Data provided:
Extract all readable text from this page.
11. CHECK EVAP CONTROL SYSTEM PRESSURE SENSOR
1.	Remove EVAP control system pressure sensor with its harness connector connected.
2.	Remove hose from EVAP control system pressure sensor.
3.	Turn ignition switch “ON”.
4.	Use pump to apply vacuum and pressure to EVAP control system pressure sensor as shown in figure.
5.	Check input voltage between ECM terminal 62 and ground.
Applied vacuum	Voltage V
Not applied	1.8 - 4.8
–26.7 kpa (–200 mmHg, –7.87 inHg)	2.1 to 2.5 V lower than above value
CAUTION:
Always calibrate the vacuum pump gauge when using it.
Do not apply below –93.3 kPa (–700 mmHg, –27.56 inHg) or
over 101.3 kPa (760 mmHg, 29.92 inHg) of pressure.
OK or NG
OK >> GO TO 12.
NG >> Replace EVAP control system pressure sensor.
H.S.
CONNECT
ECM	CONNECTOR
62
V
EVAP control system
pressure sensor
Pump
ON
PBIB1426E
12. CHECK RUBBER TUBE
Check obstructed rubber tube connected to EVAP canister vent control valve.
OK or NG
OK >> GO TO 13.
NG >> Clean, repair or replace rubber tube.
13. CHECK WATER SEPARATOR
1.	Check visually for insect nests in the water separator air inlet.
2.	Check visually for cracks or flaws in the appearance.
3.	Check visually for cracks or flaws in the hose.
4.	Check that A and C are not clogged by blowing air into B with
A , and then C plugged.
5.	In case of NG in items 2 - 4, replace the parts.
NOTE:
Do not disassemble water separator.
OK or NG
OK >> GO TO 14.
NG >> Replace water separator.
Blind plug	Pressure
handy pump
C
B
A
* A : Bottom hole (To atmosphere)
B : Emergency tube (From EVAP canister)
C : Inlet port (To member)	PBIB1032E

Problem details: Output the records exactly, including every line.

Expected output:
Extract all readable text from this page.
11. CHECK EVAP CONTROL SYSTEM PRESSURE SENSOR
1.	Remove EVAP control system pressure sensor with its harness connector connected.
2.	Remove hose from EVAP control system pressure sensor.
3.	Turn ignition switch “ON”.
4.	Use pump to apply vacuum and pressure to EVAP control system pressure sensor as shown in figure.
5.	Check input voltage between ECM terminal 62 and ground.
Applied vacuum	Voltage V
Not applied	1.8 - 4.8
–26.7 kpa (–200 mmHg, –7.87 inHg)	2.1 to 2.5 V lower than above value
CAUTION:
Always calibrate the vacuum pump gauge when using it.
Do not apply below –93.3 kPa (–700 mmHg, –27.56 inHg) or
over 101.3 kPa (760 mmHg, 29.92 inHg) of pressure.
OK or NG
OK >> GO TO 12.
NG >> Replace EVAP control system pressure sensor.
H.S.
CONNECT
ECM	CONNECTOR
62
V
EVAP control system
pressure sensor
Pump
ON
PBIB1426E
12. CHECK RUBBER TUBE
Check obstructed rubber tube connected to EVAP canister vent control valve.
OK or NG
OK >> GO TO 13.
NG >> Clean, repair or replace rubber tube.
13. CHECK WATER SEPARATOR
1.	Check visually for insect nests in the water separator air inlet.
2.	Check visually for cracks or flaws in the appearance.
3.	Check visually for cracks or flaws in the hose.
4.	Check that A and C are not clogged by blowing air into B with
A , and then C plugged.
5.	In case of NG in items 2 - 4, replace the parts.
NOTE:
Do not disassemble water separator.
OK or NG
OK >> GO TO 14.
NG >> Replace water separator.
Blind plug	Pressure
handy pump
C
B
A
* A : Bottom hole (To atmosphere)
B : Emergency tube (From EVAP canister)
C : Inlet port (To member)	PBIB1032E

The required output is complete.